• [THE INPUT]
──────────────────────────────

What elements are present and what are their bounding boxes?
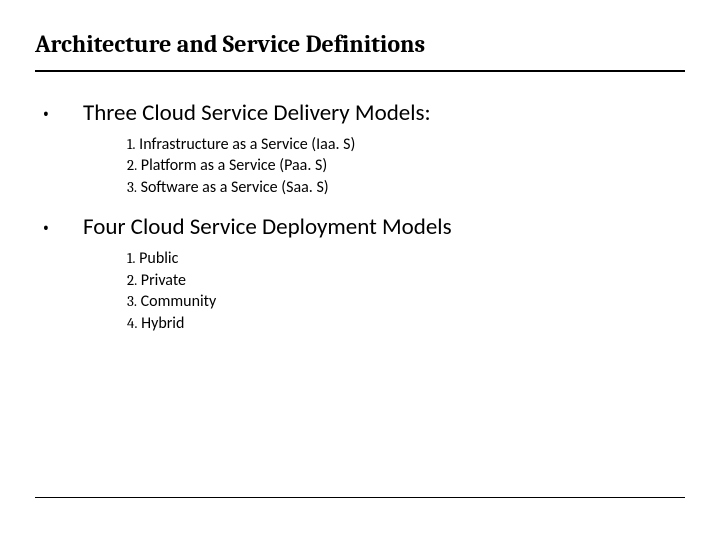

──────────────────────────────

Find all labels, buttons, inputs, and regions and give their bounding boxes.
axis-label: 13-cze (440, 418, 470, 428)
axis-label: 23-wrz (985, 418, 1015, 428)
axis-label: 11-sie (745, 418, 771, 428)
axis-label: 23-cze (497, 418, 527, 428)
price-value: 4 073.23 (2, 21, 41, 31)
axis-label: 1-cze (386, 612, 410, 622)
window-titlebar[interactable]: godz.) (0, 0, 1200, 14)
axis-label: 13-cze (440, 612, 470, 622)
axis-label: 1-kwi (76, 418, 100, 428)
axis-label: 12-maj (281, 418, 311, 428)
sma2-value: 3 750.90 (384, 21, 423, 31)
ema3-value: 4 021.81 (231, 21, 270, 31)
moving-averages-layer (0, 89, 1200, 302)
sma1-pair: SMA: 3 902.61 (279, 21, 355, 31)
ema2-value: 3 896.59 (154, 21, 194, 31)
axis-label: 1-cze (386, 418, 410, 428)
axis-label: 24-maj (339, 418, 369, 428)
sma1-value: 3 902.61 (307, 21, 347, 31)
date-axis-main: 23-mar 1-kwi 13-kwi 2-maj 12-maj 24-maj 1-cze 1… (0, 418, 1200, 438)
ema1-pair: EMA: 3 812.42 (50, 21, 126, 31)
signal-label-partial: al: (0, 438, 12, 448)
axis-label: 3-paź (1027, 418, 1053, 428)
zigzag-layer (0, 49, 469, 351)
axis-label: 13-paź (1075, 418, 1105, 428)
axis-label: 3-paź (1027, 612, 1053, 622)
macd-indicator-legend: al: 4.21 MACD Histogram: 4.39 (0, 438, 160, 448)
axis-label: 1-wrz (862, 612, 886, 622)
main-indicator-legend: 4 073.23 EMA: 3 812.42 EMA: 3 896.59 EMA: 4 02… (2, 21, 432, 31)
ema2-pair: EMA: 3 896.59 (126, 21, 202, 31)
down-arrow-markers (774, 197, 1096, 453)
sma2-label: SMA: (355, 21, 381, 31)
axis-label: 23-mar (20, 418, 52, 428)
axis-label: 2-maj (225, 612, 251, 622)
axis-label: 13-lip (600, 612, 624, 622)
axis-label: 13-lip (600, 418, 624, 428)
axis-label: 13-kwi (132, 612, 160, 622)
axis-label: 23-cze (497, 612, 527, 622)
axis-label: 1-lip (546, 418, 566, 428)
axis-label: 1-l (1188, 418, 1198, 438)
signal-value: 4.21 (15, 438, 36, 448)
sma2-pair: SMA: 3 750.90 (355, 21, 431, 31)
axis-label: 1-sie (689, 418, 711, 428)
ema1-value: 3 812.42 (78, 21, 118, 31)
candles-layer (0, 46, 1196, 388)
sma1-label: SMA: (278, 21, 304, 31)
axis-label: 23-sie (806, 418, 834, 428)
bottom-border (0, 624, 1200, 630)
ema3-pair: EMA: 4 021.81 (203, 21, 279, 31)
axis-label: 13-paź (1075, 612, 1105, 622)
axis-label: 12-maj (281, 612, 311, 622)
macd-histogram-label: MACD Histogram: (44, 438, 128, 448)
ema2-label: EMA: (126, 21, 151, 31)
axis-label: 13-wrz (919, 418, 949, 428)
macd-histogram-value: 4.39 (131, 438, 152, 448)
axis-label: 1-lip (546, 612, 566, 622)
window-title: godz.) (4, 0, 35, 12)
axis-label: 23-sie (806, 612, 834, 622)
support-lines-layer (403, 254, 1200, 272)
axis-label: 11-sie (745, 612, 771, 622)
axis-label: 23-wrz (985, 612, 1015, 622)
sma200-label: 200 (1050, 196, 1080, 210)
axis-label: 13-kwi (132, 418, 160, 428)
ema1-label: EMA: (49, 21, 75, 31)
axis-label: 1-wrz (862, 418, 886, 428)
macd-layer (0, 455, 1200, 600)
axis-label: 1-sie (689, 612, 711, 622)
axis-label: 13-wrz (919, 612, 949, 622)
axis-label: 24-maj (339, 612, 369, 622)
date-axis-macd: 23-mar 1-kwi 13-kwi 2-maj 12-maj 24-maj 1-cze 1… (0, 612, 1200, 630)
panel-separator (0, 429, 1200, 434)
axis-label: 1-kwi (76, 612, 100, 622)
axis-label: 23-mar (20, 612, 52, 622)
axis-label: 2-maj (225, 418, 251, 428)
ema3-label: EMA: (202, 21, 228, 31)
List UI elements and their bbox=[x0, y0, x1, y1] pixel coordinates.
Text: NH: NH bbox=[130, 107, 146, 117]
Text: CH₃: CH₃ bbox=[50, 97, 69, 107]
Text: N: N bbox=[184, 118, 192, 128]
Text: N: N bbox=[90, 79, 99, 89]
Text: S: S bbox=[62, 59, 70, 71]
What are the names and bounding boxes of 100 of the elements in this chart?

──────────────────────────────

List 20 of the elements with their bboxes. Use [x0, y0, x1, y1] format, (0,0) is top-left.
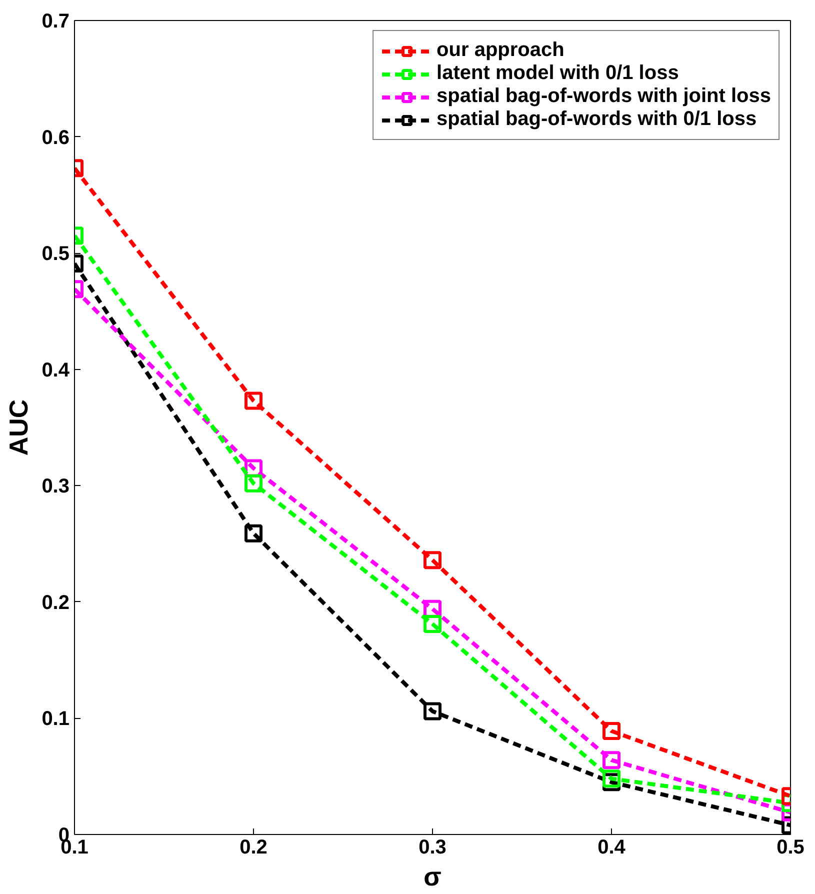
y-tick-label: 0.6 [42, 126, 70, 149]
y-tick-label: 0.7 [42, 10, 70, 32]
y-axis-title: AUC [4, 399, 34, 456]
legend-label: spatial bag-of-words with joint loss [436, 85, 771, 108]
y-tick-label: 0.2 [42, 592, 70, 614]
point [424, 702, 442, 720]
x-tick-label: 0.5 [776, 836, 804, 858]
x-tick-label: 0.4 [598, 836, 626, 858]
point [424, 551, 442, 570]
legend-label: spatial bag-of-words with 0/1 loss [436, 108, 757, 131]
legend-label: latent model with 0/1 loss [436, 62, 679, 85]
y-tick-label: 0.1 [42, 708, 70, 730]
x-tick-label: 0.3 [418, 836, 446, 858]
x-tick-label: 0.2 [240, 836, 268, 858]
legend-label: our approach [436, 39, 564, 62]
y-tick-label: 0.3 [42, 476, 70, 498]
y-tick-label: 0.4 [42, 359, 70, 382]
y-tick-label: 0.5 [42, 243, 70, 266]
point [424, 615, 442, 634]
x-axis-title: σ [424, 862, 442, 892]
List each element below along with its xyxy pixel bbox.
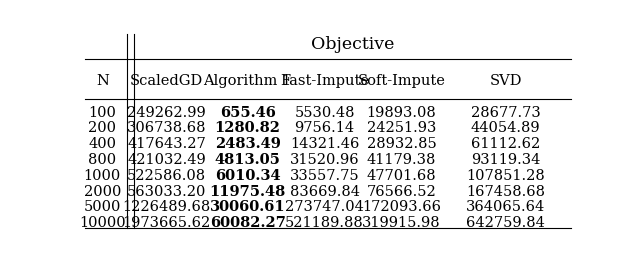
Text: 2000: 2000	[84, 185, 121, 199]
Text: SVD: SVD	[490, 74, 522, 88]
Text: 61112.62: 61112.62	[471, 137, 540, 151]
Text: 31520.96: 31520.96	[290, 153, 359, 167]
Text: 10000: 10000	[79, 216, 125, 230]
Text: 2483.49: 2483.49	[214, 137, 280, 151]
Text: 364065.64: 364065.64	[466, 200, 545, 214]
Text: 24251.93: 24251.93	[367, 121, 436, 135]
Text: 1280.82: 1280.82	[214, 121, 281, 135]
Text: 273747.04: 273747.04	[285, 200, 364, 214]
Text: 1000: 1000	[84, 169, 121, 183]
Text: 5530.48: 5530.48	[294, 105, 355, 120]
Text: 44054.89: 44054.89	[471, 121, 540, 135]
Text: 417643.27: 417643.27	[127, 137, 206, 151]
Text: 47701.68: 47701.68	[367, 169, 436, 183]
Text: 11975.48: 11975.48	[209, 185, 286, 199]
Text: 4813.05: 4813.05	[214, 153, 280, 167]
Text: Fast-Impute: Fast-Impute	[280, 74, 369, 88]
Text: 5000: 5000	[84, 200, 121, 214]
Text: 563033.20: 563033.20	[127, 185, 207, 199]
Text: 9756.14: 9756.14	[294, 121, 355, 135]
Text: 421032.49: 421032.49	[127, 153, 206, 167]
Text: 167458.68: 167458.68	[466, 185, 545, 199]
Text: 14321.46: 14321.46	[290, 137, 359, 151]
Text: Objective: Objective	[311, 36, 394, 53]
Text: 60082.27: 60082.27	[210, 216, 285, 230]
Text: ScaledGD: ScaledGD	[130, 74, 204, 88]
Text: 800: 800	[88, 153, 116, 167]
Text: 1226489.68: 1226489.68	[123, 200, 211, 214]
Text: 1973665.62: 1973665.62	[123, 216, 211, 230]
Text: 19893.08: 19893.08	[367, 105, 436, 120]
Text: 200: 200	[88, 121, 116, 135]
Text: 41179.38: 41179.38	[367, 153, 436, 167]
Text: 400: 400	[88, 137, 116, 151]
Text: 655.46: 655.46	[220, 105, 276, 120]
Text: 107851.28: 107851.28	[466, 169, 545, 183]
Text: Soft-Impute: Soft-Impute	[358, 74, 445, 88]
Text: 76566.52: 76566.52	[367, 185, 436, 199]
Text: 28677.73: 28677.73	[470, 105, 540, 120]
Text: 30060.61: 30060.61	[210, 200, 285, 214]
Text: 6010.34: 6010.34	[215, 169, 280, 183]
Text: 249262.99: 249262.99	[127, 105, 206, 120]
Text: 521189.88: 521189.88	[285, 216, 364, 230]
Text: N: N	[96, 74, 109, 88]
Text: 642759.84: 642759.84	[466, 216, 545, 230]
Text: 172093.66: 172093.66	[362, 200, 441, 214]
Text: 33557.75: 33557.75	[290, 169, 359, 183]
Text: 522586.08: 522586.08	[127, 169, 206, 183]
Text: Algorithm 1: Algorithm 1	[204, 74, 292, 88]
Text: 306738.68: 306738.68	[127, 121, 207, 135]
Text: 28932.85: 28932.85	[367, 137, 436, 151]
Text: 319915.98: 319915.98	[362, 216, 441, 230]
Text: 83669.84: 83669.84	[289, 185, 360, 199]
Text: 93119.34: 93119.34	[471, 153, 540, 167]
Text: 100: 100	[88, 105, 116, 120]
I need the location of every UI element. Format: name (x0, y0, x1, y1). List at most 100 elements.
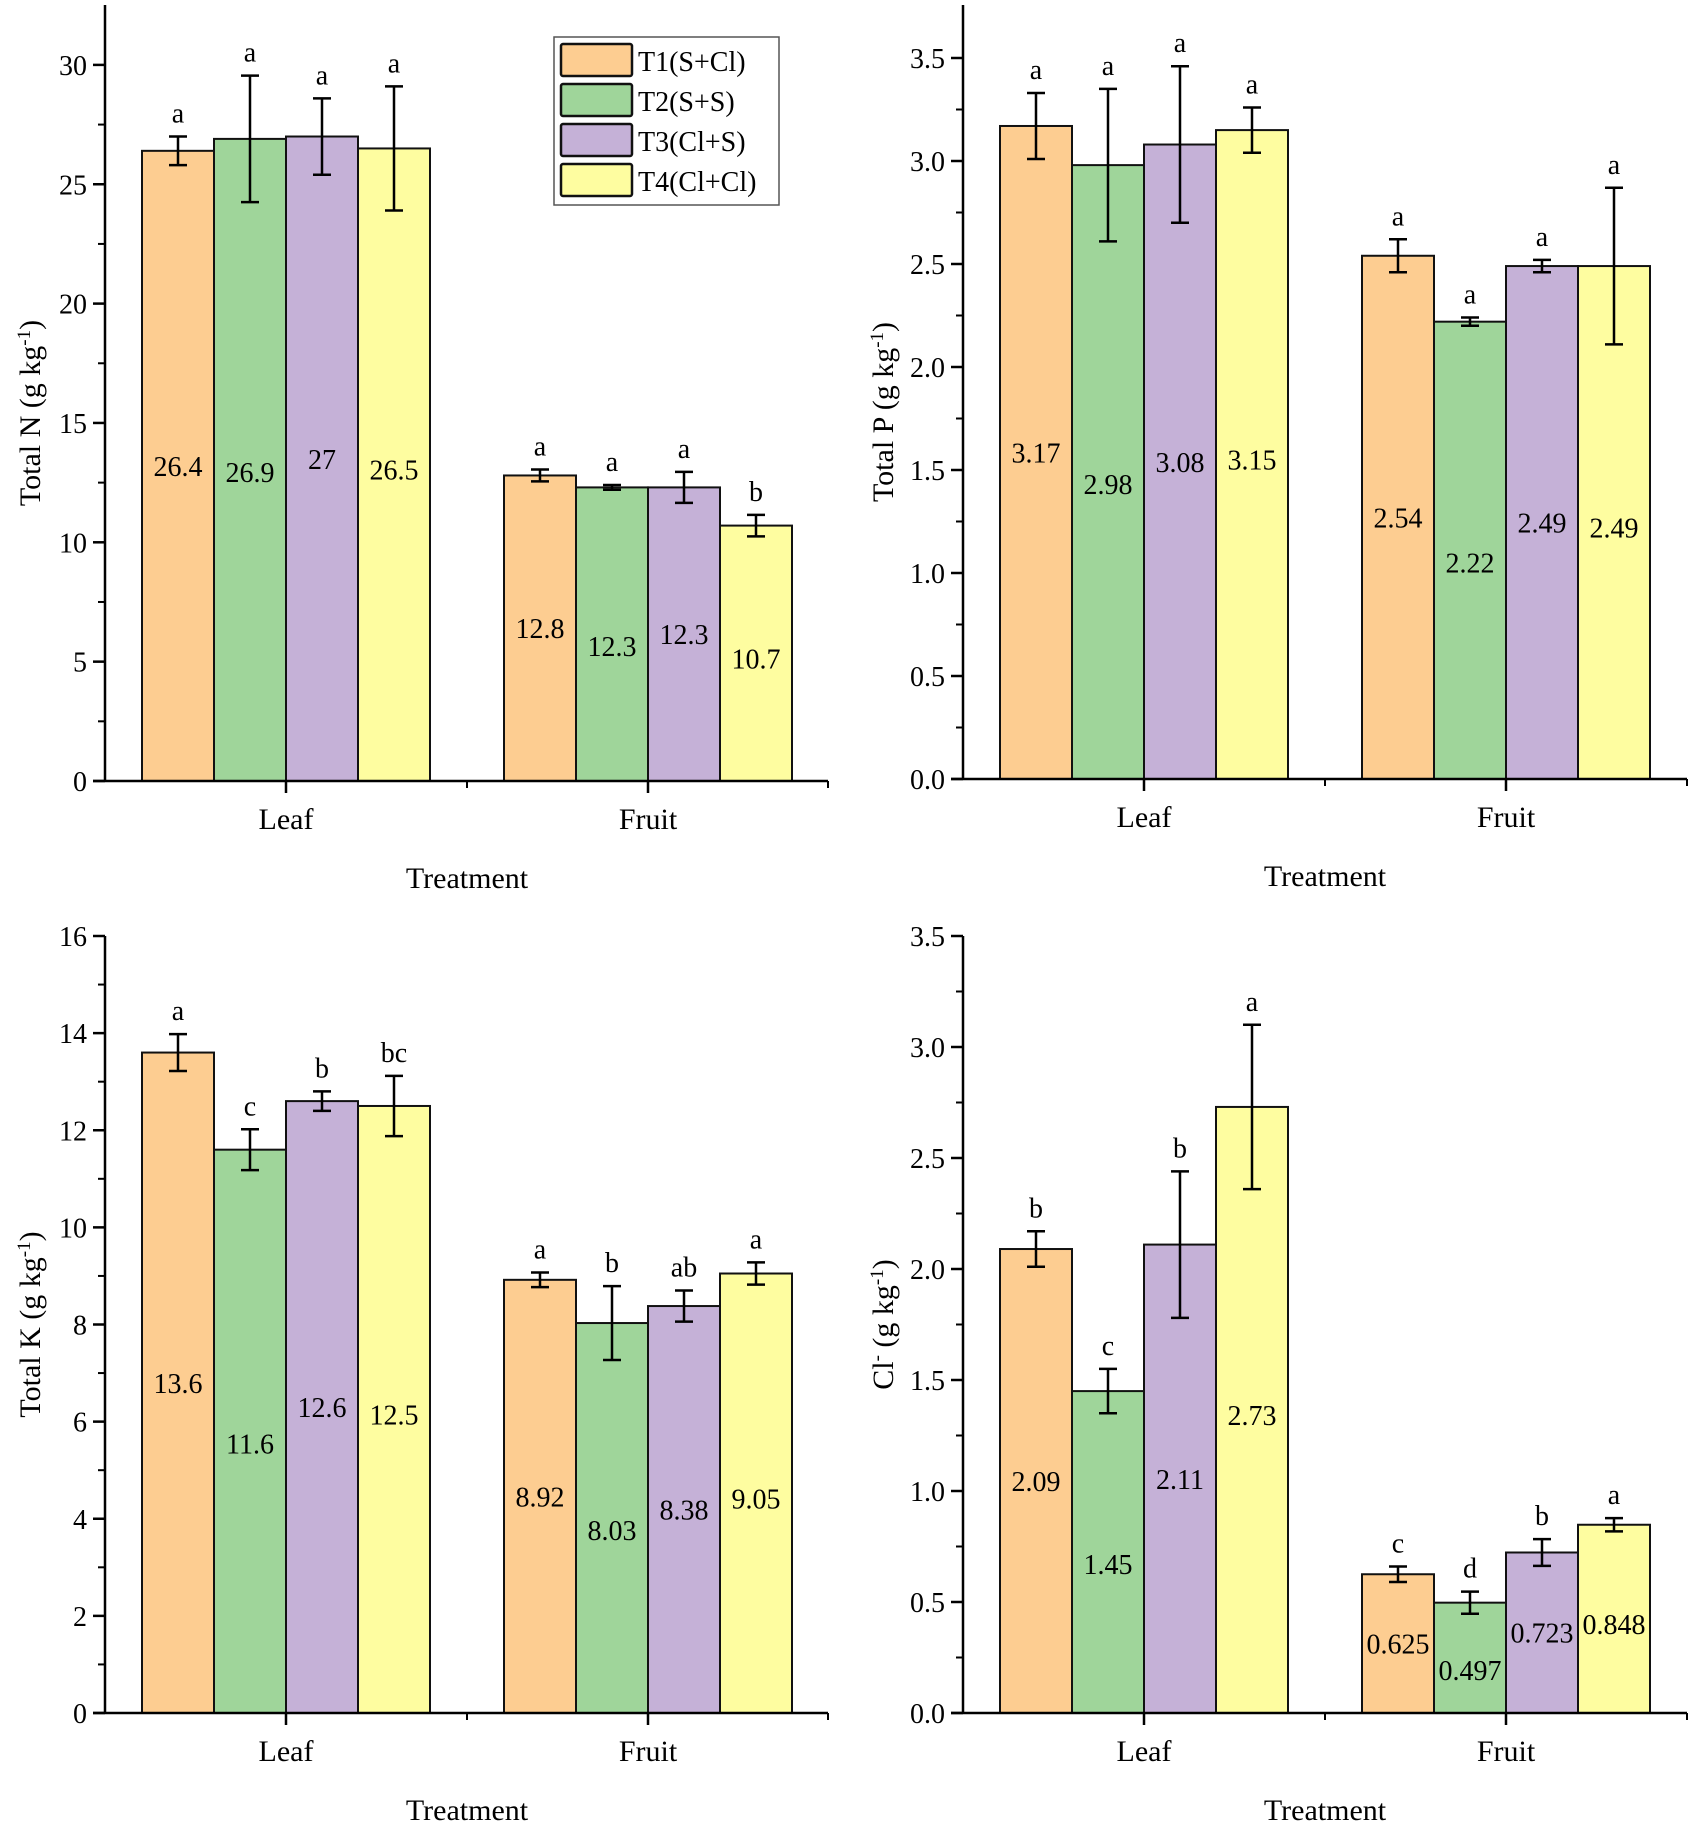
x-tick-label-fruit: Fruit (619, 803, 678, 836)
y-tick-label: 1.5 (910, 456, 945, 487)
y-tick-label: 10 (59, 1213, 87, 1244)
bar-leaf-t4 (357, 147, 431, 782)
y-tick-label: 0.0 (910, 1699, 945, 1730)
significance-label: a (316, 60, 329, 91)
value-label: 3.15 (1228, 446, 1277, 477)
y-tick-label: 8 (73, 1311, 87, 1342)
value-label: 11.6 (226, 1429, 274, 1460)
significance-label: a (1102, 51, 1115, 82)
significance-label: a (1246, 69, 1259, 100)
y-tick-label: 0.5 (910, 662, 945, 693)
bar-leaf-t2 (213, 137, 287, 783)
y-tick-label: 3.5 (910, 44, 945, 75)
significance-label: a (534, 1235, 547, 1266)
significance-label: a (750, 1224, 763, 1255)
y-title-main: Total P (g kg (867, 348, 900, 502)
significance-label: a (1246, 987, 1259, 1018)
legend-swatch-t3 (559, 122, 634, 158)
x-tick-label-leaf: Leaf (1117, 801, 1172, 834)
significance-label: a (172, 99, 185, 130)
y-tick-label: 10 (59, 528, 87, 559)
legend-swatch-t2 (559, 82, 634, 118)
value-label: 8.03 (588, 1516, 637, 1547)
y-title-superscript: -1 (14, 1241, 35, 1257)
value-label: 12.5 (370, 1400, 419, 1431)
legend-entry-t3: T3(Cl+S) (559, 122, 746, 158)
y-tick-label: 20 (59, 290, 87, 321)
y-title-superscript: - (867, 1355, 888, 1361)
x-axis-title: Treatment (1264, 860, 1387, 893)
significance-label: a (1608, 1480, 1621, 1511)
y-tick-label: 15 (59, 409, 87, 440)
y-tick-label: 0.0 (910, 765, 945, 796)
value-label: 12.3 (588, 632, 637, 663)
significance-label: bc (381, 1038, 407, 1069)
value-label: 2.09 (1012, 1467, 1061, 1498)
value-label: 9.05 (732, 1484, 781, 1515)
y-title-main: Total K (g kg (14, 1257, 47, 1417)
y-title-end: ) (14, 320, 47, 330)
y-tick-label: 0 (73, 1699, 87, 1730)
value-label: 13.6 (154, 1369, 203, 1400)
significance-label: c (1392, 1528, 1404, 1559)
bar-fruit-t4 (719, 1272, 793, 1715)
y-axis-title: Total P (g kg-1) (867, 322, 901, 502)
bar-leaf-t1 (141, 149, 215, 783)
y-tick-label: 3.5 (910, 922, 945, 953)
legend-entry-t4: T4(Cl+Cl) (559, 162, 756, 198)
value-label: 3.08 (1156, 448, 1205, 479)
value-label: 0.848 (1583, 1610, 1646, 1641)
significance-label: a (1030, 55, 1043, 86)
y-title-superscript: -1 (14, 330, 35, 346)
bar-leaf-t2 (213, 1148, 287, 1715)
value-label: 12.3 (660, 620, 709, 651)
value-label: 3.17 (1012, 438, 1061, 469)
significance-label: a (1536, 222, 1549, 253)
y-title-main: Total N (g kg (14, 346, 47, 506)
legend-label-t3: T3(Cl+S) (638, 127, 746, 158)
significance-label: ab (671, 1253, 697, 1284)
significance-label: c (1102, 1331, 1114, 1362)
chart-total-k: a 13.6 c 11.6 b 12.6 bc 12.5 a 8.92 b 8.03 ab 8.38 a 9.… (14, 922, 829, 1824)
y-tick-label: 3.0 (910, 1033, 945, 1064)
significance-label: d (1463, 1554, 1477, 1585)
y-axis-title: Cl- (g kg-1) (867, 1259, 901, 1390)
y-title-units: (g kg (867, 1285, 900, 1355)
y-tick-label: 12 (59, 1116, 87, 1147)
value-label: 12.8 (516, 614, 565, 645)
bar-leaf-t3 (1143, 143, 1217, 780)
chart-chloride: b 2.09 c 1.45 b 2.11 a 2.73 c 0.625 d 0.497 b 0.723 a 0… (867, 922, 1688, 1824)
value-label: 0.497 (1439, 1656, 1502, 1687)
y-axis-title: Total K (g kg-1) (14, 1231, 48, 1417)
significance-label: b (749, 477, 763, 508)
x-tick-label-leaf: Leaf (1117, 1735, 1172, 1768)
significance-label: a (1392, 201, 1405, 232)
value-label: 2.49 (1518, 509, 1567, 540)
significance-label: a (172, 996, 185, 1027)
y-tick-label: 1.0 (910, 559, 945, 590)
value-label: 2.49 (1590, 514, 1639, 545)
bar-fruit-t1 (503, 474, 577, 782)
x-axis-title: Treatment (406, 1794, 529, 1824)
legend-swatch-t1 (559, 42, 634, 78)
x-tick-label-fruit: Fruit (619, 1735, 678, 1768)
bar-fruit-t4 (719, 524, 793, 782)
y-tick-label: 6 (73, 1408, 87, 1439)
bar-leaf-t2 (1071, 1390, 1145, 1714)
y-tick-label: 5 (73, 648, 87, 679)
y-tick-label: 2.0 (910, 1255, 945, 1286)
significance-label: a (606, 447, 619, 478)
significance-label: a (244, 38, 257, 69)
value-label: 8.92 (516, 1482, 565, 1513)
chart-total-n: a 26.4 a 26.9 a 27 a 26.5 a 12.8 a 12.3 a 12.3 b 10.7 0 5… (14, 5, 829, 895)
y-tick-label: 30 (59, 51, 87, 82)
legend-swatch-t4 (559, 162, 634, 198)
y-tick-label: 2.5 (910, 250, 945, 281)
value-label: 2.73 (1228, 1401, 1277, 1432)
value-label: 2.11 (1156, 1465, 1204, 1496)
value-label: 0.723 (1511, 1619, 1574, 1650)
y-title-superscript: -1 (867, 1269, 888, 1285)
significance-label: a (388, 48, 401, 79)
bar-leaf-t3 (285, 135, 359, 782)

──────────────────────────────

• [EXERCISE DIRECTIONS]
Copy out every line from the one containing "Find all labels, buttons, inputs, and" down to the one containing "axis-label: 1-kwi (76, 418, 100, 428)", character for character.

• [CORRECT ANSWER]
Find all labels, buttons, inputs, and regions and give their bounding boxes.
axis-label: 13-cze (440, 418, 470, 428)
axis-label: 23-wrz (985, 418, 1015, 428)
axis-label: 11-sie (745, 418, 771, 428)
axis-label: 23-cze (497, 418, 527, 428)
price-value: 4 073.23 (2, 21, 41, 31)
axis-label: 1-cze (386, 612, 410, 622)
window-titlebar[interactable]: godz.) (0, 0, 1200, 14)
axis-label: 13-cze (440, 612, 470, 622)
axis-label: 1-kwi (76, 418, 100, 428)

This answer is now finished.